TASK INPUT>
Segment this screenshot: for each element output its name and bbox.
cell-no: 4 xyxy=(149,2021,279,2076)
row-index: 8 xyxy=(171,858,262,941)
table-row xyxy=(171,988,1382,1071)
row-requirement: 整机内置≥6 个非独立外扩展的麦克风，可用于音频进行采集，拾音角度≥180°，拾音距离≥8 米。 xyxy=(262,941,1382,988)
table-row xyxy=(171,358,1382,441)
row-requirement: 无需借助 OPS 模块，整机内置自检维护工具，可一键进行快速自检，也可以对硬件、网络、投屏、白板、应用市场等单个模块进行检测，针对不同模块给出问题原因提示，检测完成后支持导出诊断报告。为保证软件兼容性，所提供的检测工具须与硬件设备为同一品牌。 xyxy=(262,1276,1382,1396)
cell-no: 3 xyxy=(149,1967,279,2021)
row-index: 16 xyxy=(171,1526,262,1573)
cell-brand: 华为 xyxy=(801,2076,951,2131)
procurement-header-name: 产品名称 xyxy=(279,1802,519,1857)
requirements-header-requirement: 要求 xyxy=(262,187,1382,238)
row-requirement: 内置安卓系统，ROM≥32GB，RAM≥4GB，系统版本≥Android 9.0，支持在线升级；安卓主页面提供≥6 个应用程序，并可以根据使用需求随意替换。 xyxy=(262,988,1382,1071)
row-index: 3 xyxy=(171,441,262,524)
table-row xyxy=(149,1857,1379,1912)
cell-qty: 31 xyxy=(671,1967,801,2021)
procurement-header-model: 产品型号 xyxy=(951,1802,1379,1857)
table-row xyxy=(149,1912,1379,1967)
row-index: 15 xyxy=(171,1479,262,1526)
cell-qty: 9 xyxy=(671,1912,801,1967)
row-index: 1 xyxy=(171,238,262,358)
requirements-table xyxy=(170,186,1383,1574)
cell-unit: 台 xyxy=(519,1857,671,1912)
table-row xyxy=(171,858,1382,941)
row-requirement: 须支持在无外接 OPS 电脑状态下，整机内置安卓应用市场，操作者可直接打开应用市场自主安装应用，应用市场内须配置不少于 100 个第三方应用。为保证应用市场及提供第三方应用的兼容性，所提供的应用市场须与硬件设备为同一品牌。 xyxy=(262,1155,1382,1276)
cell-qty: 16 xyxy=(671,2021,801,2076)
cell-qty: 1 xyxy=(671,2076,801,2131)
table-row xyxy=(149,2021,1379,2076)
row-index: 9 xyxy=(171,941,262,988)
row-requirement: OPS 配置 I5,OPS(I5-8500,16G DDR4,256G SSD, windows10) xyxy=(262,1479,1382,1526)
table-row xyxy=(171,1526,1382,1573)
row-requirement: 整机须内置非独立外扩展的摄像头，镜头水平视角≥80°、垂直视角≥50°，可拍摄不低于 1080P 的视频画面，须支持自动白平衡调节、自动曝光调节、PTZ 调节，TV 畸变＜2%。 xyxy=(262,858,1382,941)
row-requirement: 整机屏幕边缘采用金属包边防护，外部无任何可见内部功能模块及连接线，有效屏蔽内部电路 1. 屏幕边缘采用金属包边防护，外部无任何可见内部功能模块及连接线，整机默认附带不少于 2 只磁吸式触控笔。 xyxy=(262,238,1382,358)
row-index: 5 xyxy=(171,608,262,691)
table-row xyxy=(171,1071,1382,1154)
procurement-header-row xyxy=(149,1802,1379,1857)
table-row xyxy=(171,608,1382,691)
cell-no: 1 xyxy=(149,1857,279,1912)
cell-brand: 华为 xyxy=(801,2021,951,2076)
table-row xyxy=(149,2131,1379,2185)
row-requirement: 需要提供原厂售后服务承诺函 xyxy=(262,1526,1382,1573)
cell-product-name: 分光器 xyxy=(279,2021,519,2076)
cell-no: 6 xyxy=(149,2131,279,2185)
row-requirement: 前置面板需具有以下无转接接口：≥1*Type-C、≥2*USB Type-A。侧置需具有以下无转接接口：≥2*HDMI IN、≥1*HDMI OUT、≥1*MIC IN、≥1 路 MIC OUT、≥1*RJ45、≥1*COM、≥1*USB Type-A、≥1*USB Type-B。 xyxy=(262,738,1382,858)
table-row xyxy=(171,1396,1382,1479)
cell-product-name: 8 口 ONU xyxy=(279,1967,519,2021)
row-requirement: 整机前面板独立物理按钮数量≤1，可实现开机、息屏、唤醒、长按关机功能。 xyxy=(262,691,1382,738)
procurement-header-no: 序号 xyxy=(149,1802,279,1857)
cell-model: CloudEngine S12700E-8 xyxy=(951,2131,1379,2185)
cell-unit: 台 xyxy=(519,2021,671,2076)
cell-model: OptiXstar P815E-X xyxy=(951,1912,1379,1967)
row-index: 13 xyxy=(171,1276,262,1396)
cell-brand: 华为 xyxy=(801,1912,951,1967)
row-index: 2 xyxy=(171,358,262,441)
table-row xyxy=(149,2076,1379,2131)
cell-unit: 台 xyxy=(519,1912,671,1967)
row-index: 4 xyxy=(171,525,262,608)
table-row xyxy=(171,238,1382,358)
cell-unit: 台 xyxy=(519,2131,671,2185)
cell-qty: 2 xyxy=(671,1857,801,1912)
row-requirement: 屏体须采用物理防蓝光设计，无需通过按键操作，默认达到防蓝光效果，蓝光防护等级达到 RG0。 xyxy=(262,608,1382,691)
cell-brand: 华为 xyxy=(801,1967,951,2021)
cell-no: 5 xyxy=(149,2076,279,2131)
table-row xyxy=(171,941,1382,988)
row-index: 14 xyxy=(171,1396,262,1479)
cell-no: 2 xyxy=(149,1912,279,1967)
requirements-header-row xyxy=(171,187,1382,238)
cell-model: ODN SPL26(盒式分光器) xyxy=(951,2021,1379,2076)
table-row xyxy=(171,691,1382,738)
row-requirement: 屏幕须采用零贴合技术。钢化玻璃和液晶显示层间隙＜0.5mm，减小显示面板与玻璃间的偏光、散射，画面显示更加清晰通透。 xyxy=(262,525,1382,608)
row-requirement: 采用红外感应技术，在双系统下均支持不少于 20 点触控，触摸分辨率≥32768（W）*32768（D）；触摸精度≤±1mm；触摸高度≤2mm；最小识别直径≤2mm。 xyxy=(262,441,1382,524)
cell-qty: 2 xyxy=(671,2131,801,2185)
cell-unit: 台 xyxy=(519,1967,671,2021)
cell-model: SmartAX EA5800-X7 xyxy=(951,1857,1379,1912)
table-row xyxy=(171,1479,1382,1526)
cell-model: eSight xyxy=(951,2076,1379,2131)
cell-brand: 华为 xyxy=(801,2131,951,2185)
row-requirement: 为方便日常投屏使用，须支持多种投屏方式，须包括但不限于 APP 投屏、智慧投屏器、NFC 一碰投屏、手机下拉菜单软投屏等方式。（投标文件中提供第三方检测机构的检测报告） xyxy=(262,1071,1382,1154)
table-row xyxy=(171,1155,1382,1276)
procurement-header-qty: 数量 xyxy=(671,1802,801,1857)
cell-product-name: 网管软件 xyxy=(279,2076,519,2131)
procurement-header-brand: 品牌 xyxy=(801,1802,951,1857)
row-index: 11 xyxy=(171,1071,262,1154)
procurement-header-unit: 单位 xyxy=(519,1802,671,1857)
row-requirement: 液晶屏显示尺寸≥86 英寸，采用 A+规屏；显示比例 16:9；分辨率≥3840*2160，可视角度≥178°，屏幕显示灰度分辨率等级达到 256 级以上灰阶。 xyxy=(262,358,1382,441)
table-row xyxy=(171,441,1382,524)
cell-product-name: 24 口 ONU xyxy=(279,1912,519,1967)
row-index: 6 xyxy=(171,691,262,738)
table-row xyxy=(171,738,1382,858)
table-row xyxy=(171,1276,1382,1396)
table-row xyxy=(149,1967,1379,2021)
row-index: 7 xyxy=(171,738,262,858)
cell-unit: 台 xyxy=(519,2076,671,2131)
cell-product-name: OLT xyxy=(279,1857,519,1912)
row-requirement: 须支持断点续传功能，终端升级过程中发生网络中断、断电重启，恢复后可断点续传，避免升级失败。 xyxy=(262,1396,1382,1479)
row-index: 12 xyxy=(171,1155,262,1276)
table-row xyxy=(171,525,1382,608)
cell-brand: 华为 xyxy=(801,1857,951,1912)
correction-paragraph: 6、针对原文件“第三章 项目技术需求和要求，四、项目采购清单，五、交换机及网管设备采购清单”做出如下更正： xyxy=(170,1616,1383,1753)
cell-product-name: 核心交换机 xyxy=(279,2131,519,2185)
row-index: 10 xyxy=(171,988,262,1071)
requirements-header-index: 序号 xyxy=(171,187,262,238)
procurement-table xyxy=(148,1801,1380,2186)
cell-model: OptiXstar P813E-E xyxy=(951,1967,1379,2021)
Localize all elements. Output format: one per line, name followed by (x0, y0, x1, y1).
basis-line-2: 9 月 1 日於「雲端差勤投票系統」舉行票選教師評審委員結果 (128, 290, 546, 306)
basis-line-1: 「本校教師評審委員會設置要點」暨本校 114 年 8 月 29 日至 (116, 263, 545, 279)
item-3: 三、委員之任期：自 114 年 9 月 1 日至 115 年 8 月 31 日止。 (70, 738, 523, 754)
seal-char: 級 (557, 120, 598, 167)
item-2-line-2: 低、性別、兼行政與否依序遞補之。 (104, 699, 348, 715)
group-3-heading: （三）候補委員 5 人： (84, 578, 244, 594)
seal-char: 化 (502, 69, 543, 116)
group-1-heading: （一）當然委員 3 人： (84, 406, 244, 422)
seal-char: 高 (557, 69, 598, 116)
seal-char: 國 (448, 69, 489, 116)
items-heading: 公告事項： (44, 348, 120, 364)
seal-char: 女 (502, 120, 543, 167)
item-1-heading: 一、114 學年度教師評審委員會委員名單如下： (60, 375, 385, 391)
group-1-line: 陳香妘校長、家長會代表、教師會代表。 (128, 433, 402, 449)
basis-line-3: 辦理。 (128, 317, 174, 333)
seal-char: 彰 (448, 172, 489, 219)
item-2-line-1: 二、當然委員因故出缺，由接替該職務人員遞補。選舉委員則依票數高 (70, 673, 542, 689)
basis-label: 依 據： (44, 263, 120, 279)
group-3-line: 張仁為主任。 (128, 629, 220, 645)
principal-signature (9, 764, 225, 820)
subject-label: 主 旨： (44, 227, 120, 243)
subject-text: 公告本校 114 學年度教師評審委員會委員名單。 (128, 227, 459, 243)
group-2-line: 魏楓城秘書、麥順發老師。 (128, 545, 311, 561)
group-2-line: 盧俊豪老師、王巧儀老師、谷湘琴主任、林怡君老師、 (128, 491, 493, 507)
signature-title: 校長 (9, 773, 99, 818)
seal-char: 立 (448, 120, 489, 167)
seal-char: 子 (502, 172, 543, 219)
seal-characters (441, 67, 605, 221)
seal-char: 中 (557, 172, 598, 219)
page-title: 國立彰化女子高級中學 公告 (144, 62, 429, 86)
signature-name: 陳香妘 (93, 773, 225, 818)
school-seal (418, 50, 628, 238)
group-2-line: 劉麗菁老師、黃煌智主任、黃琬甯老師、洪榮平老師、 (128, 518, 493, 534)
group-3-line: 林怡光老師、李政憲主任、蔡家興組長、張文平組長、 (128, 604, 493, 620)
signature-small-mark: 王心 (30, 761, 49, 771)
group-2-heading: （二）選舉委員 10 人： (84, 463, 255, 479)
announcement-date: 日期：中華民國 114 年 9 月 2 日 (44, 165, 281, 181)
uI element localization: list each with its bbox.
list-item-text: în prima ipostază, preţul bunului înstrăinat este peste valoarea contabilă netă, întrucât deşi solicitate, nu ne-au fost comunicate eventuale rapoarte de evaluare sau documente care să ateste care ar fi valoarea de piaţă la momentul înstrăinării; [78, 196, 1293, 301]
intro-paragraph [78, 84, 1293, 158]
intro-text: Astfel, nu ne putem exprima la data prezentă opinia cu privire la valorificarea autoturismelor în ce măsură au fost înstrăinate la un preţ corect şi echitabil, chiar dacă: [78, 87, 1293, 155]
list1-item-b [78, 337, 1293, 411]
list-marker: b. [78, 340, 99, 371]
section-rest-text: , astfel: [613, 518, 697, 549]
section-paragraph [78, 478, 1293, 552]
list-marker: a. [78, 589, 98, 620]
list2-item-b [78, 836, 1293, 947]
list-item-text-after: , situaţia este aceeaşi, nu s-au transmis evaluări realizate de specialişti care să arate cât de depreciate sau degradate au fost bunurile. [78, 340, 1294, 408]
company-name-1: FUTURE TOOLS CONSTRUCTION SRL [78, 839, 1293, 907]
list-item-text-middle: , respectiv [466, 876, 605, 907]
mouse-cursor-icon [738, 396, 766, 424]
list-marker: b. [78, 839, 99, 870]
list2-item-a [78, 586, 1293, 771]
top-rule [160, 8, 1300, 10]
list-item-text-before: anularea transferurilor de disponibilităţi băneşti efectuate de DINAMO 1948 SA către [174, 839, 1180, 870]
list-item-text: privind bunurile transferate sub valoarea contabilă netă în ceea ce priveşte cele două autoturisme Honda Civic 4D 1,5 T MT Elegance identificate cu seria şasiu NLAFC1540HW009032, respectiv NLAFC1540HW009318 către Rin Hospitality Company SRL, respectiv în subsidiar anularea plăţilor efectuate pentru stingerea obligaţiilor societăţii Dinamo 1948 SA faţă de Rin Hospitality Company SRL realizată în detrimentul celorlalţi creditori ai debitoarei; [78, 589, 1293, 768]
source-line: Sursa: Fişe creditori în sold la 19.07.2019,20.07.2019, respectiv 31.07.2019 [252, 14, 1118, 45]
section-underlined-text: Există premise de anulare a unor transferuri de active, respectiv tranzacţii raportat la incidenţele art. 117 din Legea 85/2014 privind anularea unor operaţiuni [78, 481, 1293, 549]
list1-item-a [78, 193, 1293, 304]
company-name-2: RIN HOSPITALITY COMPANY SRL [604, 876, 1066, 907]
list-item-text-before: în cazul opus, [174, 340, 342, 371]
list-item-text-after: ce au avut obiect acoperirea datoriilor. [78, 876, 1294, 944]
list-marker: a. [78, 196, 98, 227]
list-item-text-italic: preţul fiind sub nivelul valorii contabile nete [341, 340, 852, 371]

WRITTEN INSTRUCTION> Repeat the data above from its first line through the line containing "cell-qty: 31 xyxy=(671,1967,801,2021)", copying every line exactly.

OUTPUT FOR THIS EXERCISE>
Segment this screenshot: for each element output its name and bbox.
cell-no: 4 xyxy=(149,2021,279,2076)
row-index: 8 xyxy=(171,858,262,941)
table-row xyxy=(171,988,1382,1071)
row-requirement: 整机内置≥6 个非独立外扩展的麦克风，可用于音频进行采集，拾音角度≥180°，拾音距离≥8 米。 xyxy=(262,941,1382,988)
table-row xyxy=(171,358,1382,441)
row-requirement: 无需借助 OPS 模块，整机内置自检维护工具，可一键进行快速自检，也可以对硬件、网络、投屏、白板、应用市场等单个模块进行检测，针对不同模块给出问题原因提示，检测完成后支持导出诊断报告。为保证软件兼容性，所提供的检测工具须与硬件设备为同一品牌。 xyxy=(262,1276,1382,1396)
cell-no: 3 xyxy=(149,1967,279,2021)
row-index: 16 xyxy=(171,1526,262,1573)
cell-brand: 华为 xyxy=(801,2076,951,2131)
procurement-header-name: 产品名称 xyxy=(279,1802,519,1857)
requirements-header-requirement: 要求 xyxy=(262,187,1382,238)
row-requirement: 内置安卓系统，ROM≥32GB，RAM≥4GB，系统版本≥Android 9.0，支持在线升级；安卓主页面提供≥6 个应用程序，并可以根据使用需求随意替换。 xyxy=(262,988,1382,1071)
row-index: 3 xyxy=(171,441,262,524)
table-row xyxy=(149,1857,1379,1912)
cell-qty: 31 xyxy=(671,1967,801,2021)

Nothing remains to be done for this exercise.